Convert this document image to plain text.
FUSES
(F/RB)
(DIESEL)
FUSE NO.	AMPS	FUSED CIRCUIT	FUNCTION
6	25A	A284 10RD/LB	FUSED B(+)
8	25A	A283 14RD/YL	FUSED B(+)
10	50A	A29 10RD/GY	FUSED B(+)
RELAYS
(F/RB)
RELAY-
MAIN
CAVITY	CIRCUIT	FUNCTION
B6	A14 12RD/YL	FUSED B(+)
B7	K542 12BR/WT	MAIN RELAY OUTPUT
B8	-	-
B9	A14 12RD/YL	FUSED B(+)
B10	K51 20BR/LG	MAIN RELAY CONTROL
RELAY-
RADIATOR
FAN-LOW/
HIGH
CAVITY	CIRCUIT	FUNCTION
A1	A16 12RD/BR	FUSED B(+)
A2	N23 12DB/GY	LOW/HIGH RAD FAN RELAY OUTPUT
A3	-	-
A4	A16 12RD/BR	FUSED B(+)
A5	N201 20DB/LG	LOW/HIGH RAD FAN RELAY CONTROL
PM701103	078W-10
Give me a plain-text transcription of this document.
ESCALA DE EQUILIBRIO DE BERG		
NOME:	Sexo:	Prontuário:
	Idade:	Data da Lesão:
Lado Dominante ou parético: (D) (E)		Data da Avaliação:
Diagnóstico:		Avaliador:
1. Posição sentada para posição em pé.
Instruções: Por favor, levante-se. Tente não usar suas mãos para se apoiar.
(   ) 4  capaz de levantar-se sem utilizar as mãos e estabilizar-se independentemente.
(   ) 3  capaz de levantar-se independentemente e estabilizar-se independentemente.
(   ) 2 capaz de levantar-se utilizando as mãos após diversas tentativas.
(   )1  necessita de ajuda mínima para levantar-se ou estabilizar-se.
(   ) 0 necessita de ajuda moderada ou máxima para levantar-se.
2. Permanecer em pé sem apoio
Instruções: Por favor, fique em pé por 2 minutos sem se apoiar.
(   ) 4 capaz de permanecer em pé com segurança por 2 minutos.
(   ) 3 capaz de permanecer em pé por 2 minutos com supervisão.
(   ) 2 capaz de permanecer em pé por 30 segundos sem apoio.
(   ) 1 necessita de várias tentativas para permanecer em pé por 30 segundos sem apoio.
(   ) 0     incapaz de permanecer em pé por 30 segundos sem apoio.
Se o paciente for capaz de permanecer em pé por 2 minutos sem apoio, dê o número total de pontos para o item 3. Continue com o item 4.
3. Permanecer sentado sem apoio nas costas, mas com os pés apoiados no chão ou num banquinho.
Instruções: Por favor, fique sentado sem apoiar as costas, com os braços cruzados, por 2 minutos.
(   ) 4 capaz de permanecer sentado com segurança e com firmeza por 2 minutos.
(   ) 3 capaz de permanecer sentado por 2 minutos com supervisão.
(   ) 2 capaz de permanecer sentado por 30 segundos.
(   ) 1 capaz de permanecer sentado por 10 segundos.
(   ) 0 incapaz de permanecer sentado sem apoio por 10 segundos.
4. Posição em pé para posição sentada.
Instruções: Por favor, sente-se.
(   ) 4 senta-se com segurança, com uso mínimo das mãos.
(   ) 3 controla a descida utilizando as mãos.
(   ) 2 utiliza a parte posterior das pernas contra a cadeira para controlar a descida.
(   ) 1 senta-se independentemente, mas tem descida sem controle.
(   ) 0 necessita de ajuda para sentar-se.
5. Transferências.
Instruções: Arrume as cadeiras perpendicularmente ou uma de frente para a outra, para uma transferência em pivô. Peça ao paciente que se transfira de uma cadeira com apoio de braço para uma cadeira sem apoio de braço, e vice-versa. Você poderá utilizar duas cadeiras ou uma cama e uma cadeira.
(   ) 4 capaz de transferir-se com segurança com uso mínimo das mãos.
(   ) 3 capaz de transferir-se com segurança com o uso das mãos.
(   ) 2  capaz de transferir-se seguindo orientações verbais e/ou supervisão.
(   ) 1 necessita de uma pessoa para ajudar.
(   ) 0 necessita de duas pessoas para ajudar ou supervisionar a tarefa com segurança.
============
DIRECTIONS
Reproduce each record shown above without altering a single word.

WRITTEN SOLUTION
Convert this document image to plain text.
FUSES
(F/RB)
(DIESEL)
FUSE NO.	AMPS	FUSED CIRCUIT	FUNCTION
6	25A	A284 10RD/LB	FUSED B(+)
8	25A	A283 14RD/YL	FUSED B(+)
10	50A	A29 10RD/GY	FUSED B(+)
RELAYS
(F/RB)
RELAY-
MAIN
CAVITY	CIRCUIT	FUNCTION
B6	A14 12RD/YL	FUSED B(+)
B7	K542 12BR/WT	MAIN RELAY OUTPUT
B8	-	-
B9	A14 12RD/YL	FUSED B(+)
B10	K51 20BR/LG	MAIN RELAY CONTROL
RELAY-
RADIATOR
FAN-LOW/
HIGH
CAVITY	CIRCUIT	FUNCTION
A1	A16 12RD/BR	FUSED B(+)
A2	N23 12DB/GY	LOW/HIGH RAD FAN RELAY OUTPUT
A3	-	-
A4	A16 12RD/BR	FUSED B(+)
A5	N201 20DB/LG	LOW/HIGH RAD FAN RELAY CONTROL
PM701103	078W-10
Give me a plain-text transcription of this document.
ESCALA DE EQUILIBRIO DE BERG		
NOME:	Sexo:	Prontuário:
	Idade:	Data da Lesão:
Lado Dominante ou parético: (D) (E)		Data da Avaliação:
Diagnóstico:		Avaliador:
1. Posição sentada para posição em pé.
Instruções: Por favor, levante-se. Tente não usar suas mãos para se apoiar.
(   ) 4  capaz de levantar-se sem utilizar as mãos e estabilizar-se independentemente.
(   ) 3  capaz de levantar-se independentemente e estabilizar-se independentemente.
(   ) 2 capaz de levantar-se utilizando as mãos após diversas tentativas.
(   )1  necessita de ajuda mínima para levantar-se ou estabilizar-se.
(   ) 0 necessita de ajuda moderada ou máxima para levantar-se.
2. Permanecer em pé sem apoio
Instruções: Por favor, fique em pé por 2 minutos sem se apoiar.
(   ) 4 capaz de permanecer em pé com segurança por 2 minutos.
(   ) 3 capaz de permanecer em pé por 2 minutos com supervisão.
(   ) 2 capaz de permanecer em pé por 30 segundos sem apoio.
(   ) 1 necessita de várias tentativas para permanecer em pé por 30 segundos sem apoio.
(   ) 0     incapaz de permanecer em pé por 30 segundos sem apoio.
Se o paciente for capaz de permanecer em pé por 2 minutos sem apoio, dê o número total de pontos para o item 3. Continue com o item 4.
3. Permanecer sentado sem apoio nas costas, mas com os pés apoiados no chão ou num banquinho.
Instruções: Por favor, fique sentado sem apoiar as costas, com os braços cruzados, por 2 minutos.
(   ) 4 capaz de permanecer sentado com segurança e com firmeza por 2 minutos.
(   ) 3 capaz de permanecer sentado por 2 minutos com supervisão.
(   ) 2 capaz de permanecer sentado por 30 segundos.
(   ) 1 capaz de permanecer sentado por 10 segundos.
(   ) 0 incapaz de permanecer sentado sem apoio por 10 segundos.
4. Posição em pé para posição sentada.
Instruções: Por favor, sente-se.
(   ) 4 senta-se com segurança, com uso mínimo das mãos.
(   ) 3 controla a descida utilizando as mãos.
(   ) 2 utiliza a parte posterior das pernas contra a cadeira para controlar a descida.
(   ) 1 senta-se independentemente, mas tem descida sem controle.
(   ) 0 necessita de ajuda para sentar-se.
5. Transferências.
Instruções: Arrume as cadeiras perpendicularmente ou uma de frente para a outra, para uma transferência em pivô. Peça ao paciente que se transfira de uma cadeira com apoio de braço para uma cadeira sem apoio de braço, e vice-versa. Você poderá utilizar duas cadeiras ou uma cama e uma cadeira.
(   ) 4 capaz de transferir-se com segurança com uso mínimo das mãos.
(   ) 3 capaz de transferir-se com segurança com o uso das mãos.
(   ) 2  capaz de transferir-se seguindo orientações verbais e/ou supervisão.
(   ) 1 necessita de uma pessoa para ajudar.
(   ) 0 necessita de duas pessoas para ajudar ou supervisionar a tarefa com segurança.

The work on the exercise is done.